• WHAT YOU ARE ASKED TO DO: Can you quote the records below in full, word for word?

• GIVEN DATA:
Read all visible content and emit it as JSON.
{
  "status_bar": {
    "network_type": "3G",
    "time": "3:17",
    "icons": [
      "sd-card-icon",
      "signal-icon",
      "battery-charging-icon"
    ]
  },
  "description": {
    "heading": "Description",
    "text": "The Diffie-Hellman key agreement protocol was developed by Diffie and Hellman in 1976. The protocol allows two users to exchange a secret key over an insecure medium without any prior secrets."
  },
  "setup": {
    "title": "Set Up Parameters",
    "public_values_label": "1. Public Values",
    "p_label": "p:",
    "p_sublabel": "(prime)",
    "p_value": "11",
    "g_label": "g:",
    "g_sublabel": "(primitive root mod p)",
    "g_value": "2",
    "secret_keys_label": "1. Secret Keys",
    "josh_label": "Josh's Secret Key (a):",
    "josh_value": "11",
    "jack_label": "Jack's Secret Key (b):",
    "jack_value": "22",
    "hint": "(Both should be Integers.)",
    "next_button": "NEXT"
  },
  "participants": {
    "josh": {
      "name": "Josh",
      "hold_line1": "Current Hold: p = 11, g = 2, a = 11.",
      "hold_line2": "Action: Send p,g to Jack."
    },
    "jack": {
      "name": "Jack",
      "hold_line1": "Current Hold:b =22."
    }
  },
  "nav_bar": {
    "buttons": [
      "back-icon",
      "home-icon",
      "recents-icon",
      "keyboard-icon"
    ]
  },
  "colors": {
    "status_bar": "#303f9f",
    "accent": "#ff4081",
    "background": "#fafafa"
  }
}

• IN RESPONSE:
Read all visible content and emit it as JSON.
{
  "status_bar": {
    "network_type": "3G",
    "time": "3:17",
    "icons": [
      "sd-card-icon",
      "signal-icon",
      "battery-charging-icon"
    ]
  },
  "description": {
    "heading": "Description",
    "text": "The Diffie-Hellman key agreement protocol was developed by Diffie and Hellman in 1976. The protocol allows two users to exchange a secret key over an insecure medium without any prior secrets."
  },
  "setup": {
    "title": "Set Up Parameters",
    "public_values_label": "1. Public Values",
    "p_label": "p:",
    "p_sublabel": "(prime)",
    "p_value": "11",
    "g_label": "g:",
    "g_sublabel": "(primitive root mod p)",
    "g_value": "2",
    "secret_keys_label": "1. Secret Keys",
    "josh_label": "Josh's Secret Key (a):",
    "josh_value": "11",
    "jack_label": "Jack's Secret Key (b):",
    "jack_value": "22",
    "hint": "(Both should be Integers.)",
    "next_button": "NEXT"
  },
  "participants": {
    "josh": {
      "name": "Josh",
      "hold_line1": "Current Hold: p = 11, g = 2, a = 11.",
      "hold_line2": "Action: Send p,g to Jack."
    },
    "jack": {
      "name": "Jack",
      "hold_line1": "Current Hold:b =22."
    }
  },
  "nav_bar": {
    "buttons": [
      "back-icon",
      "home-icon",
      "recents-icon",
      "keyboard-icon"
    ]
  },
  "colors": {
    "status_bar": "#303f9f",
    "accent": "#ff4081",
    "background": "#fafafa"
  }
}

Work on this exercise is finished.